# EXERCISE DIRECTIONS
Write out the full listing again, exactly as it stands.
###
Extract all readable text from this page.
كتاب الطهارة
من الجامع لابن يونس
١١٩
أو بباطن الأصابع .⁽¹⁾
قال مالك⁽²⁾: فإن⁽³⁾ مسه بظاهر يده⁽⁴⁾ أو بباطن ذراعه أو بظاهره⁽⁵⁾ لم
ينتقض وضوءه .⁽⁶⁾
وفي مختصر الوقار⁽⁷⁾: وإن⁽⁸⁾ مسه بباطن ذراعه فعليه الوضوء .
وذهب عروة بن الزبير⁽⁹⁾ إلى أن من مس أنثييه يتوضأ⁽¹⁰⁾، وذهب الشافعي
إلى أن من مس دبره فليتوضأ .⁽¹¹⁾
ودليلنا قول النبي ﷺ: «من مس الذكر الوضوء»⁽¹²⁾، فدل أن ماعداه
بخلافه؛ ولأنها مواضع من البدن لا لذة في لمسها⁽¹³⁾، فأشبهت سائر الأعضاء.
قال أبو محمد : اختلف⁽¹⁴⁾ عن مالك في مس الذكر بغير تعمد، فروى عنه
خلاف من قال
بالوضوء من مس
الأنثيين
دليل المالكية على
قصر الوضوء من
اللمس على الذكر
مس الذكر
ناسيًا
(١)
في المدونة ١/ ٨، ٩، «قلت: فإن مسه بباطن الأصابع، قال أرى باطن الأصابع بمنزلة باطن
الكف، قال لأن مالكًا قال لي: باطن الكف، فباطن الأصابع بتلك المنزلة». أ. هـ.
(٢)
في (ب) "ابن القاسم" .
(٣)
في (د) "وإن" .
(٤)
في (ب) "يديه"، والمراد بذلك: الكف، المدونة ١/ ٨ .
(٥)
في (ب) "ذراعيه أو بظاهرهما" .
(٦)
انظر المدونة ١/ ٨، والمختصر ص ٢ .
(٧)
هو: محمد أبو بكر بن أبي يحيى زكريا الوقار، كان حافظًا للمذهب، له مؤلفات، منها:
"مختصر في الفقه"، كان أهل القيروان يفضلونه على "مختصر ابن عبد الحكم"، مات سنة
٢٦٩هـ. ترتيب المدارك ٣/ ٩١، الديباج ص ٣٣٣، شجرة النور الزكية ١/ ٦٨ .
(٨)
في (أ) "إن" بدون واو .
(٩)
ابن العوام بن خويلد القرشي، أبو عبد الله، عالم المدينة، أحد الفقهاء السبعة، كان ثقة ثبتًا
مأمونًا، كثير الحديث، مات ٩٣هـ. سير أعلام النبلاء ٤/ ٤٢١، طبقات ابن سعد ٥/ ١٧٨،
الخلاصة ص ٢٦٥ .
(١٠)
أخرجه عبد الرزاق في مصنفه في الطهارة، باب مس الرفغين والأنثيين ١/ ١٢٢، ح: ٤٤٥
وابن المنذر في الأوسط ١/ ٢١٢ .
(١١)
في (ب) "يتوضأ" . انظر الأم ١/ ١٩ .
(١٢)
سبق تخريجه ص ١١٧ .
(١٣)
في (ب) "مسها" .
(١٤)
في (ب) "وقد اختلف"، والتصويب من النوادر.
###
# TASK RESPONSE
Extract all readable text from this page.
كتاب الطهارة
من الجامع لابن يونس
١١٩
أو بباطن الأصابع .⁽¹⁾
قال مالك⁽²⁾: فإن⁽³⁾ مسه بظاهر يده⁽⁴⁾ أو بباطن ذراعه أو بظاهره⁽⁵⁾ لم
ينتقض وضوءه .⁽⁶⁾
وفي مختصر الوقار⁽⁷⁾: وإن⁽⁸⁾ مسه بباطن ذراعه فعليه الوضوء .
وذهب عروة بن الزبير⁽⁹⁾ إلى أن من مس أنثييه يتوضأ⁽¹⁰⁾، وذهب الشافعي
إلى أن من مس دبره فليتوضأ .⁽¹¹⁾
ودليلنا قول النبي ﷺ: «من مس الذكر الوضوء»⁽¹²⁾، فدل أن ماعداه
بخلافه؛ ولأنها مواضع من البدن لا لذة في لمسها⁽¹³⁾، فأشبهت سائر الأعضاء.
قال أبو محمد : اختلف⁽¹⁴⁾ عن مالك في مس الذكر بغير تعمد، فروى عنه
خلاف من قال
بالوضوء من مس
الأنثيين
دليل المالكية على
قصر الوضوء من
اللمس على الذكر
مس الذكر
ناسيًا
(١)
في المدونة ١/ ٨، ٩، «قلت: فإن مسه بباطن الأصابع، قال أرى باطن الأصابع بمنزلة باطن
الكف، قال لأن مالكًا قال لي: باطن الكف، فباطن الأصابع بتلك المنزلة». أ. هـ.
(٢)
في (ب) "ابن القاسم" .
(٣)
في (د) "وإن" .
(٤)
في (ب) "يديه"، والمراد بذلك: الكف، المدونة ١/ ٨ .
(٥)
في (ب) "ذراعيه أو بظاهرهما" .
(٦)
انظر المدونة ١/ ٨، والمختصر ص ٢ .
(٧)
هو: محمد أبو بكر بن أبي يحيى زكريا الوقار، كان حافظًا للمذهب، له مؤلفات، منها:
"مختصر في الفقه"، كان أهل القيروان يفضلونه على "مختصر ابن عبد الحكم"، مات سنة
٢٦٩هـ. ترتيب المدارك ٣/ ٩١، الديباج ص ٣٣٣، شجرة النور الزكية ١/ ٦٨ .
(٨)
في (أ) "إن" بدون واو .
(٩)
ابن العوام بن خويلد القرشي، أبو عبد الله، عالم المدينة، أحد الفقهاء السبعة، كان ثقة ثبتًا
مأمونًا، كثير الحديث، مات ٩٣هـ. سير أعلام النبلاء ٤/ ٤٢١، طبقات ابن سعد ٥/ ١٧٨،
الخلاصة ص ٢٦٥ .
(١٠)
أخرجه عبد الرزاق في مصنفه في الطهارة، باب مس الرفغين والأنثيين ١/ ١٢٢، ح: ٤٤٥
وابن المنذر في الأوسط ١/ ٢١٢ .
(١١)
في (ب) "يتوضأ" . انظر الأم ١/ ١٩ .
(١٢)
سبق تخريجه ص ١١٧ .
(١٣)
في (ب) "مسها" .
(١٤)
في (ب) "وقد اختلف"، والتصويب من النوادر.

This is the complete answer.